WHAT THE TASK REQUIRES ▸
Here are some records; quote them exactly, leaving out the pictures.

MATERIAL SUPPLIED ▸

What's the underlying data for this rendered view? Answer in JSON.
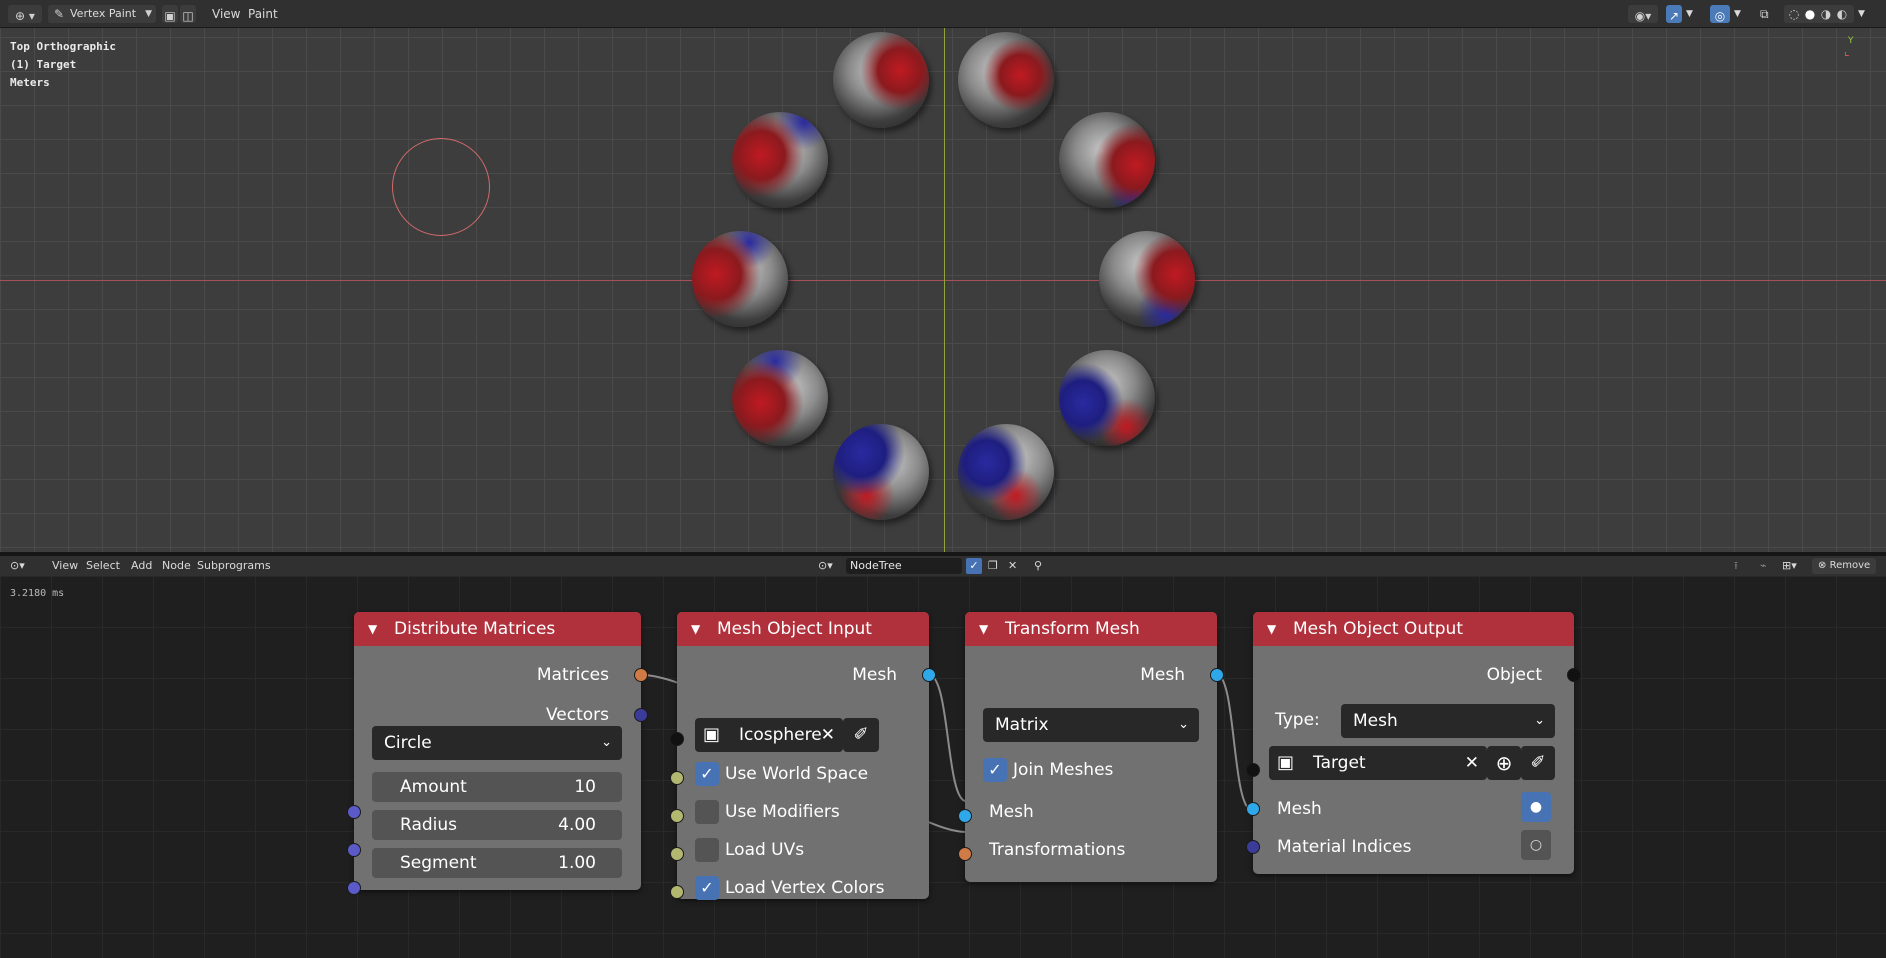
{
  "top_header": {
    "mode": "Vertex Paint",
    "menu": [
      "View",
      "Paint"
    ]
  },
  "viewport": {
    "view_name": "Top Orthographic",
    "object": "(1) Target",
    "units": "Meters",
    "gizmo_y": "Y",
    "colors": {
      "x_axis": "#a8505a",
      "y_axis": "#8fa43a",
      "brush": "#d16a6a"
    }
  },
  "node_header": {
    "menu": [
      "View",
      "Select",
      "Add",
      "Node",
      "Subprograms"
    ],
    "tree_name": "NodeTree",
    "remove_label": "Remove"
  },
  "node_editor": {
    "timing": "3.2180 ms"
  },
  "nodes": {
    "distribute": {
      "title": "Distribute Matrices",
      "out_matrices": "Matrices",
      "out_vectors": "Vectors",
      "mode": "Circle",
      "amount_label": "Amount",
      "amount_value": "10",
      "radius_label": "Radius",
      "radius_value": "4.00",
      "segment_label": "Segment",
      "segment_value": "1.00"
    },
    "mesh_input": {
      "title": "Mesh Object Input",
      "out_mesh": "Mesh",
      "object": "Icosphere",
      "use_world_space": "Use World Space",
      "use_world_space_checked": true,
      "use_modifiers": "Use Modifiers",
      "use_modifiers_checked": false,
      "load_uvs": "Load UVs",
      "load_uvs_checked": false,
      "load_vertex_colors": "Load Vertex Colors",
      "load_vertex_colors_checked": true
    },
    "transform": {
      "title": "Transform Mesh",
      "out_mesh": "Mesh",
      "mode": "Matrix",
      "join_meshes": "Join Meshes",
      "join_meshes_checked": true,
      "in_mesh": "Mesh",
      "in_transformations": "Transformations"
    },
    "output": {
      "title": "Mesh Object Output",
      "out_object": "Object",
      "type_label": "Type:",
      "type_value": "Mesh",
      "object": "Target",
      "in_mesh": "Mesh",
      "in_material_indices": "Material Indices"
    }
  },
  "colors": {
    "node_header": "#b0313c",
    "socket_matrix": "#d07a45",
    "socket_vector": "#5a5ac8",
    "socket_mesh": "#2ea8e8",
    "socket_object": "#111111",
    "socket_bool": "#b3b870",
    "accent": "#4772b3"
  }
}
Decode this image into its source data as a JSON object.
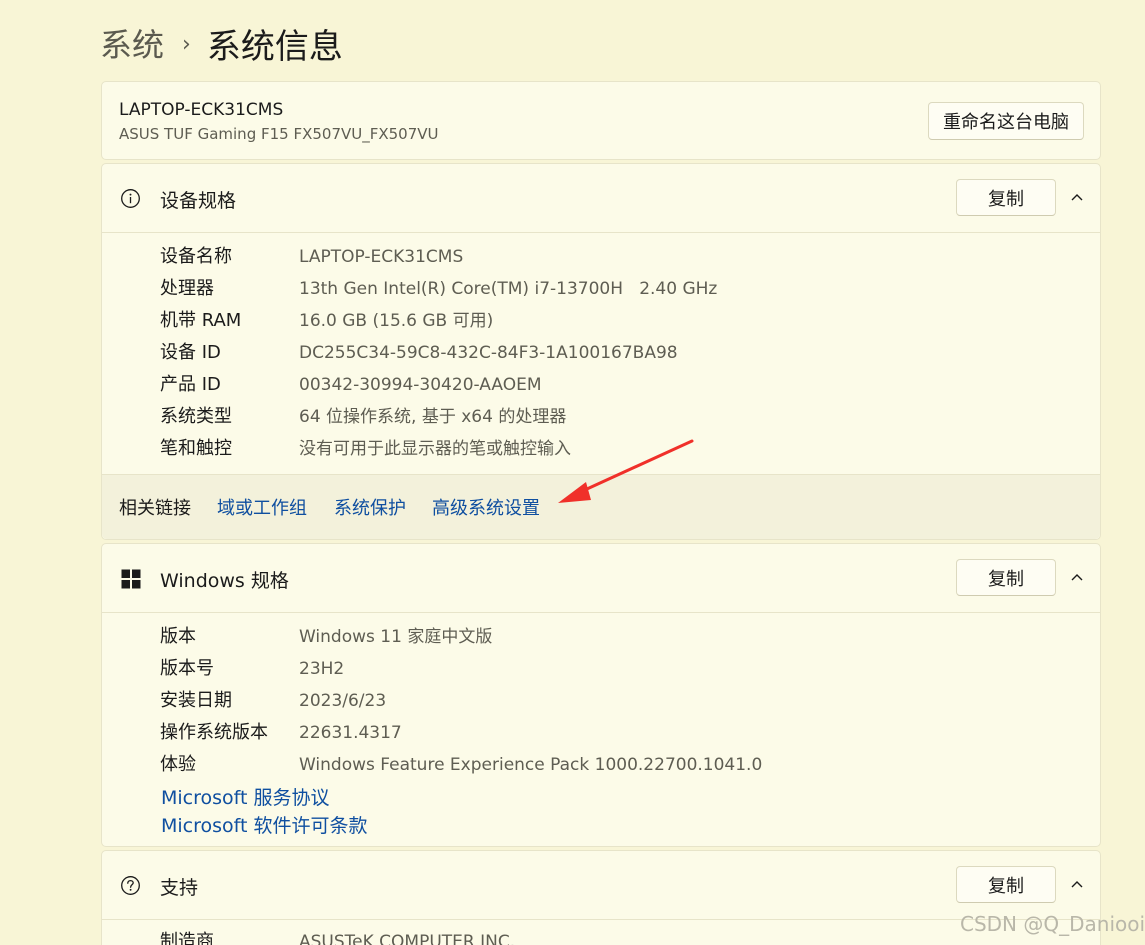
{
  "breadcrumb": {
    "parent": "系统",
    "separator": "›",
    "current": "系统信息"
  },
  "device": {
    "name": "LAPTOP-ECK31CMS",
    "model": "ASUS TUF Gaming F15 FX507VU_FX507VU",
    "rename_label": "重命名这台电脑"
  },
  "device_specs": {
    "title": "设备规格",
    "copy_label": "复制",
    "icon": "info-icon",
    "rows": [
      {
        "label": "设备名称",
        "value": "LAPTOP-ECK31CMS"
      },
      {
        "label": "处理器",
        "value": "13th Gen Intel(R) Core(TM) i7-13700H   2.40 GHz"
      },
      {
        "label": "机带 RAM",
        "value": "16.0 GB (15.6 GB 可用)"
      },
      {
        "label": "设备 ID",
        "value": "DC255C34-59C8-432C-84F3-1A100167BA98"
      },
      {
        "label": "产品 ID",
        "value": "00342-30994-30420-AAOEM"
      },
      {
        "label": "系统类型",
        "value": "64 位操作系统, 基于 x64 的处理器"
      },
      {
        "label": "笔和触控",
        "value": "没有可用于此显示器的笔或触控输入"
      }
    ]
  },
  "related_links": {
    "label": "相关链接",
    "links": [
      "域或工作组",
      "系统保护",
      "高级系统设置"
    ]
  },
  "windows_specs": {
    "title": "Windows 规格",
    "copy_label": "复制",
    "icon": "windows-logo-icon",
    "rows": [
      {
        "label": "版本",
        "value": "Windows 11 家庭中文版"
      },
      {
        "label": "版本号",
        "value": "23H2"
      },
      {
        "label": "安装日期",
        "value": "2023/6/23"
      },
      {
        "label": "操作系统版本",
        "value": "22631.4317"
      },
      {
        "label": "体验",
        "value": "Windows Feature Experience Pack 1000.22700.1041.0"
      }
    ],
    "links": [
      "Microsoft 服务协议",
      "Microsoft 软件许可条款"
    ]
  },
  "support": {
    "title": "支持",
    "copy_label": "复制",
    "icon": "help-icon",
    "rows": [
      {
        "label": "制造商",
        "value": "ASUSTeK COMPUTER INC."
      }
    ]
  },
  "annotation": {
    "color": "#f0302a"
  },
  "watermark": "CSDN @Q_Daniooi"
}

RESPONSE TO THE EXERCISE ▸
What's the underlying data for this rendered view? Answer in JSON.
{
  "top_header": {
    "mode": "Vertex Paint",
    "menu": [
      "View",
      "Paint"
    ]
  },
  "viewport": {
    "view_name": "Top Orthographic",
    "object": "(1) Target",
    "units": "Meters",
    "gizmo_y": "Y",
    "colors": {
      "x_axis": "#a8505a",
      "y_axis": "#8fa43a",
      "brush": "#d16a6a"
    }
  },
  "node_header": {
    "menu": [
      "View",
      "Select",
      "Add",
      "Node",
      "Subprograms"
    ],
    "tree_name": "NodeTree",
    "remove_label": "Remove"
  },
  "node_editor": {
    "timing": "3.2180 ms"
  },
  "nodes": {
    "distribute": {
      "title": "Distribute Matrices",
      "out_matrices": "Matrices",
      "out_vectors": "Vectors",
      "mode": "Circle",
      "amount_label": "Amount",
      "amount_value": "10",
      "radius_label": "Radius",
      "radius_value": "4.00",
      "segment_label": "Segment",
      "segment_value": "1.00"
    },
    "mesh_input": {
      "title": "Mesh Object Input",
      "out_mesh": "Mesh",
      "object": "Icosphere",
      "use_world_space": "Use World Space",
      "use_world_space_checked": true,
      "use_modifiers": "Use Modifiers",
      "use_modifiers_checked": false,
      "load_uvs": "Load UVs",
      "load_uvs_checked": false,
      "load_vertex_colors": "Load Vertex Colors",
      "load_vertex_colors_checked": true
    },
    "transform": {
      "title": "Transform Mesh",
      "out_mesh": "Mesh",
      "mode": "Matrix",
      "join_meshes": "Join Meshes",
      "join_meshes_checked": true,
      "in_mesh": "Mesh",
      "in_transformations": "Transformations"
    },
    "output": {
      "title": "Mesh Object Output",
      "out_object": "Object",
      "type_label": "Type:",
      "type_value": "Mesh",
      "object": "Target",
      "in_mesh": "Mesh",
      "in_material_indices": "Material Indices"
    }
  },
  "colors": {
    "node_header": "#b0313c",
    "socket_matrix": "#d07a45",
    "socket_vector": "#5a5ac8",
    "socket_mesh": "#2ea8e8",
    "socket_object": "#111111",
    "socket_bool": "#b3b870",
    "accent": "#4772b3"
  }
}
Decode this image into its source data as a JSON object.
{
  "breadcrumb": {
    "parent": "系统",
    "separator": "›",
    "current": "系统信息"
  },
  "device": {
    "name": "LAPTOP-ECK31CMS",
    "model": "ASUS TUF Gaming F15 FX507VU_FX507VU",
    "rename_label": "重命名这台电脑"
  },
  "device_specs": {
    "title": "设备规格",
    "copy_label": "复制",
    "icon": "info-icon",
    "rows": [
      {
        "label": "设备名称",
        "value": "LAPTOP-ECK31CMS"
      },
      {
        "label": "处理器",
        "value": "13th Gen Intel(R) Core(TM) i7-13700H   2.40 GHz"
      },
      {
        "label": "机带 RAM",
        "value": "16.0 GB (15.6 GB 可用)"
      },
      {
        "label": "设备 ID",
        "value": "DC255C34-59C8-432C-84F3-1A100167BA98"
      },
      {
        "label": "产品 ID",
        "value": "00342-30994-30420-AAOEM"
      },
      {
        "label": "系统类型",
        "value": "64 位操作系统, 基于 x64 的处理器"
      },
      {
        "label": "笔和触控",
        "value": "没有可用于此显示器的笔或触控输入"
      }
    ]
  },
  "related_links": {
    "label": "相关链接",
    "links": [
      "域或工作组",
      "系统保护",
      "高级系统设置"
    ]
  },
  "windows_specs": {
    "title": "Windows 规格",
    "copy_label": "复制",
    "icon": "windows-logo-icon",
    "rows": [
      {
        "label": "版本",
        "value": "Windows 11 家庭中文版"
      },
      {
        "label": "版本号",
        "value": "23H2"
      },
      {
        "label": "安装日期",
        "value": "2023/6/23"
      },
      {
        "label": "操作系统版本",
        "value": "22631.4317"
      },
      {
        "label": "体验",
        "value": "Windows Feature Experience Pack 1000.22700.1041.0"
      }
    ],
    "links": [
      "Microsoft 服务协议",
      "Microsoft 软件许可条款"
    ]
  },
  "support": {
    "title": "支持",
    "copy_label": "复制",
    "icon": "help-icon",
    "rows": [
      {
        "label": "制造商",
        "value": "ASUSTeK COMPUTER INC."
      }
    ]
  },
  "annotation": {
    "color": "#f0302a"
  },
  "watermark": "CSDN @Q_Daniooi"
}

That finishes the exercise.